Records from a data collection:
########################################
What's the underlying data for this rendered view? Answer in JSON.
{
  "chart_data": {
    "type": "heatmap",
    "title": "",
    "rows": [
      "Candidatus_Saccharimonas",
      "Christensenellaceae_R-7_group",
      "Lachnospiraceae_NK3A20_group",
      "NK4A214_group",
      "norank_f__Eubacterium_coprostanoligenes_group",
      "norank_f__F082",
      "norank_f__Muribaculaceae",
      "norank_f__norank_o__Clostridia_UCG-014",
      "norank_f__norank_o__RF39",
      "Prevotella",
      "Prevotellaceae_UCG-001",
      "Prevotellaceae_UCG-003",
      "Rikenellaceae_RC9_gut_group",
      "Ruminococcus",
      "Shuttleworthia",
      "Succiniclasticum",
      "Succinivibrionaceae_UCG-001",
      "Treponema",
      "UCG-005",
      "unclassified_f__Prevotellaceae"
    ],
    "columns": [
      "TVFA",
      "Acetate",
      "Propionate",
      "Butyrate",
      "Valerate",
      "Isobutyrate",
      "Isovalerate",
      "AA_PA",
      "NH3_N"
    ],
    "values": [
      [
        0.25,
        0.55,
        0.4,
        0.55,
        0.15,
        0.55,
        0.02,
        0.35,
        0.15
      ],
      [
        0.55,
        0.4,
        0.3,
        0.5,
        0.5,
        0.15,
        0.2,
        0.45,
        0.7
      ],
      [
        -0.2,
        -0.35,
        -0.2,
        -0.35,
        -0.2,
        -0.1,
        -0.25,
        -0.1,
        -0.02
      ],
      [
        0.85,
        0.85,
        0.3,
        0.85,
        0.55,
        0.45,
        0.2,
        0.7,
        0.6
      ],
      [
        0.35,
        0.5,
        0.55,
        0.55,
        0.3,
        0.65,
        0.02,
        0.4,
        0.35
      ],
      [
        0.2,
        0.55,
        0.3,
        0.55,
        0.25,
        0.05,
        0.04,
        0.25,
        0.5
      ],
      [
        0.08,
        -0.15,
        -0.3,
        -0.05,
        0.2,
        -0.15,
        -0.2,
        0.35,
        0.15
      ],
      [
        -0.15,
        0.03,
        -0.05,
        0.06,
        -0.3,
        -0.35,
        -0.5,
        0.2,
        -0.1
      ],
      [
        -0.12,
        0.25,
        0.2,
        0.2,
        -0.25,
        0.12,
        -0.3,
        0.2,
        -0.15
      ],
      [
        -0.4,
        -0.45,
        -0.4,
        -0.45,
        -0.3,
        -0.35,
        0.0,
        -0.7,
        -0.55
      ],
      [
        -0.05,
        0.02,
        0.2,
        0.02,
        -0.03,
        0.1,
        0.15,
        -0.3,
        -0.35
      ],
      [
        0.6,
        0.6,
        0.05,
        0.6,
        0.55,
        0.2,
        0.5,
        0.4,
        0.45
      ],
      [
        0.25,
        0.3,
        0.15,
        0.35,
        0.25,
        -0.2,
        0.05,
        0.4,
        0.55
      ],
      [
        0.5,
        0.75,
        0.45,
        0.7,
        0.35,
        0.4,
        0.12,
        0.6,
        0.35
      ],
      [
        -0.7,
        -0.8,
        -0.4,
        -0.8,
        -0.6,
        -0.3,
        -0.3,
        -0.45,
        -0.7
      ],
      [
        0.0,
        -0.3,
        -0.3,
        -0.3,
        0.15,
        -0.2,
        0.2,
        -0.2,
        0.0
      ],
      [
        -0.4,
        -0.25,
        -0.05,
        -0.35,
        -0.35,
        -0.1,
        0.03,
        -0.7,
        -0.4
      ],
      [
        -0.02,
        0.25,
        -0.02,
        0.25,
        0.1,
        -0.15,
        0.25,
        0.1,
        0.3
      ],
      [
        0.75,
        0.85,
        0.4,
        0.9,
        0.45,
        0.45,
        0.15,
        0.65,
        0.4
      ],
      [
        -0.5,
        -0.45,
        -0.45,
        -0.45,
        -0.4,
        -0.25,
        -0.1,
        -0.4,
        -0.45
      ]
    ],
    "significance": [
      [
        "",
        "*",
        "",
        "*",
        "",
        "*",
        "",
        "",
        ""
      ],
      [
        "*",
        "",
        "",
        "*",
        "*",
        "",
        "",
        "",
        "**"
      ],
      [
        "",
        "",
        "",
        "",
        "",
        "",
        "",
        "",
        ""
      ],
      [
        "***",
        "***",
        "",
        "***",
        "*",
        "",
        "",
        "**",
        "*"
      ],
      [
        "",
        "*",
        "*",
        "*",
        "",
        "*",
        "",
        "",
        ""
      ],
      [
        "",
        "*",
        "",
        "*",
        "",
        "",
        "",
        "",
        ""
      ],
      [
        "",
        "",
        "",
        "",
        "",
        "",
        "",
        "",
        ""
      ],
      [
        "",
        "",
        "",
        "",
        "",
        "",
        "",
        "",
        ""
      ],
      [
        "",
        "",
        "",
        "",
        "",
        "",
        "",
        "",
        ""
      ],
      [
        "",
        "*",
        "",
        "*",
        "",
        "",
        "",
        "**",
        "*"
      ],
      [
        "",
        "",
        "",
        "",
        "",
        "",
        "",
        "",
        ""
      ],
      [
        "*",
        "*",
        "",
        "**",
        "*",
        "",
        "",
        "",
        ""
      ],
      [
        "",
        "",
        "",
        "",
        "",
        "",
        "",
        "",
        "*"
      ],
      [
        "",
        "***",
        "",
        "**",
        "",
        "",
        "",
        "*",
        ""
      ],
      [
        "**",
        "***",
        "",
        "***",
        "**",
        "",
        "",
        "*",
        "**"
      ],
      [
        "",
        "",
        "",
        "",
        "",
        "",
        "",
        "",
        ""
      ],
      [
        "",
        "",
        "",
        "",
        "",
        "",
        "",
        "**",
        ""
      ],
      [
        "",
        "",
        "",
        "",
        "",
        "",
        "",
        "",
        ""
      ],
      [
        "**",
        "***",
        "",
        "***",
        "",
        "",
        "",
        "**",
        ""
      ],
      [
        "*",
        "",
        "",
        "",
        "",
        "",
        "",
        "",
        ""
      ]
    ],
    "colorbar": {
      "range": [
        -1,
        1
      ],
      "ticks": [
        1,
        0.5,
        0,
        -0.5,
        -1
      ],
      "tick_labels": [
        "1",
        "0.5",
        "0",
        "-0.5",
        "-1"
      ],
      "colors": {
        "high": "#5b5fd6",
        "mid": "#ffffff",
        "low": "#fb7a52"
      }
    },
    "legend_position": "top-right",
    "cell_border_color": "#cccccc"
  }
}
########################################
### Exercise goal
Each record, exactly as written, is to be printed again.

### Answer box
What's the underlying data for this rendered view? Answer in JSON.
{
  "chart_data": {
    "type": "heatmap",
    "title": "",
    "rows": [
      "Candidatus_Saccharimonas",
      "Christensenellaceae_R-7_group",
      "Lachnospiraceae_NK3A20_group",
      "NK4A214_group",
      "norank_f__Eubacterium_coprostanoligenes_group",
      "norank_f__F082",
      "norank_f__Muribaculaceae",
      "norank_f__norank_o__Clostridia_UCG-014",
      "norank_f__norank_o__RF39",
      "Prevotella",
      "Prevotellaceae_UCG-001",
      "Prevotellaceae_UCG-003",
      "Rikenellaceae_RC9_gut_group",
      "Ruminococcus",
      "Shuttleworthia",
      "Succiniclasticum",
      "Succinivibrionaceae_UCG-001",
      "Treponema",
      "UCG-005",
      "unclassified_f__Prevotellaceae"
    ],
    "columns": [
      "TVFA",
      "Acetate",
      "Propionate",
      "Butyrate",
      "Valerate",
      "Isobutyrate",
      "Isovalerate",
      "AA_PA",
      "NH3_N"
    ],
    "values": [
      [
        0.25,
        0.55,
        0.4,
        0.55,
        0.15,
        0.55,
        0.02,
        0.35,
        0.15
      ],
      [
        0.55,
        0.4,
        0.3,
        0.5,
        0.5,
        0.15,
        0.2,
        0.45,
        0.7
      ],
      [
        -0.2,
        -0.35,
        -0.2,
        -0.35,
        -0.2,
        -0.1,
        -0.25,
        -0.1,
        -0.02
      ],
      [
        0.85,
        0.85,
        0.3,
        0.85,
        0.55,
        0.45,
        0.2,
        0.7,
        0.6
      ],
      [
        0.35,
        0.5,
        0.55,
        0.55,
        0.3,
        0.65,
        0.02,
        0.4,
        0.35
      ],
      [
        0.2,
        0.55,
        0.3,
        0.55,
        0.25,
        0.05,
        0.04,
        0.25,
        0.5
      ],
      [
        0.08,
        -0.15,
        -0.3,
        -0.05,
        0.2,
        -0.15,
        -0.2,
        0.35,
        0.15
      ],
      [
        -0.15,
        0.03,
        -0.05,
        0.06,
        -0.3,
        -0.35,
        -0.5,
        0.2,
        -0.1
      ],
      [
        -0.12,
        0.25,
        0.2,
        0.2,
        -0.25,
        0.12,
        -0.3,
        0.2,
        -0.15
      ],
      [
        -0.4,
        -0.45,
        -0.4,
        -0.45,
        -0.3,
        -0.35,
        0.0,
        -0.7,
        -0.55
      ],
      [
        -0.05,
        0.02,
        0.2,
        0.02,
        -0.03,
        0.1,
        0.15,
        -0.3,
        -0.35
      ],
      [
        0.6,
        0.6,
        0.05,
        0.6,
        0.55,
        0.2,
        0.5,
        0.4,
        0.45
      ],
      [
        0.25,
        0.3,
        0.15,
        0.35,
        0.25,
        -0.2,
        0.05,
        0.4,
        0.55
      ],
      [
        0.5,
        0.75,
        0.45,
        0.7,
        0.35,
        0.4,
        0.12,
        0.6,
        0.35
      ],
      [
        -0.7,
        -0.8,
        -0.4,
        -0.8,
        -0.6,
        -0.3,
        -0.3,
        -0.45,
        -0.7
      ],
      [
        0.0,
        -0.3,
        -0.3,
        -0.3,
        0.15,
        -0.2,
        0.2,
        -0.2,
        0.0
      ],
      [
        -0.4,
        -0.25,
        -0.05,
        -0.35,
        -0.35,
        -0.1,
        0.03,
        -0.7,
        -0.4
      ],
      [
        -0.02,
        0.25,
        -0.02,
        0.25,
        0.1,
        -0.15,
        0.25,
        0.1,
        0.3
      ],
      [
        0.75,
        0.85,
        0.4,
        0.9,
        0.45,
        0.45,
        0.15,
        0.65,
        0.4
      ],
      [
        -0.5,
        -0.45,
        -0.45,
        -0.45,
        -0.4,
        -0.25,
        -0.1,
        -0.4,
        -0.45
      ]
    ],
    "significance": [
      [
        "",
        "*",
        "",
        "*",
        "",
        "*",
        "",
        "",
        ""
      ],
      [
        "*",
        "",
        "",
        "*",
        "*",
        "",
        "",
        "",
        "**"
      ],
      [
        "",
        "",
        "",
        "",
        "",
        "",
        "",
        "",
        ""
      ],
      [
        "***",
        "***",
        "",
        "***",
        "*",
        "",
        "",
        "**",
        "*"
      ],
      [
        "",
        "*",
        "*",
        "*",
        "",
        "*",
        "",
        "",
        ""
      ],
      [
        "",
        "*",
        "",
        "*",
        "",
        "",
        "",
        "",
        ""
      ],
      [
        "",
        "",
        "",
        "",
        "",
        "",
        "",
        "",
        ""
      ],
      [
        "",
        "",
        "",
        "",
        "",
        "",
        "",
        "",
        ""
      ],
      [
        "",
        "",
        "",
        "",
        "",
        "",
        "",
        "",
        ""
      ],
      [
        "",
        "*",
        "",
        "*",
        "",
        "",
        "",
        "**",
        "*"
      ],
      [
        "",
        "",
        "",
        "",
        "",
        "",
        "",
        "",
        ""
      ],
      [
        "*",
        "*",
        "",
        "**",
        "*",
        "",
        "",
        "",
        ""
      ],
      [
        "",
        "",
        "",
        "",
        "",
        "",
        "",
        "",
        "*"
      ],
      [
        "",
        "***",
        "",
        "**",
        "",
        "",
        "",
        "*",
        ""
      ],
      [
        "**",
        "***",
        "",
        "***",
        "**",
        "",
        "",
        "*",
        "**"
      ],
      [
        "",
        "",
        "",
        "",
        "",
        "",
        "",
        "",
        ""
      ],
      [
        "",
        "",
        "",
        "",
        "",
        "",
        "",
        "**",
        ""
      ],
      [
        "",
        "",
        "",
        "",
        "",
        "",
        "",
        "",
        ""
      ],
      [
        "**",
        "***",
        "",
        "***",
        "",
        "",
        "",
        "**",
        ""
      ],
      [
        "*",
        "",
        "",
        "",
        "",
        "",
        "",
        "",
        ""
      ]
    ],
    "colorbar": {
      "range": [
        -1,
        1
      ],
      "ticks": [
        1,
        0.5,
        0,
        -0.5,
        -1
      ],
      "tick_labels": [
        "1",
        "0.5",
        "0",
        "-0.5",
        "-1"
      ],
      "colors": {
        "high": "#5b5fd6",
        "mid": "#ffffff",
        "low": "#fb7a52"
      }
    },
    "legend_position": "top-right",
    "cell_border_color": "#cccccc"
  }
}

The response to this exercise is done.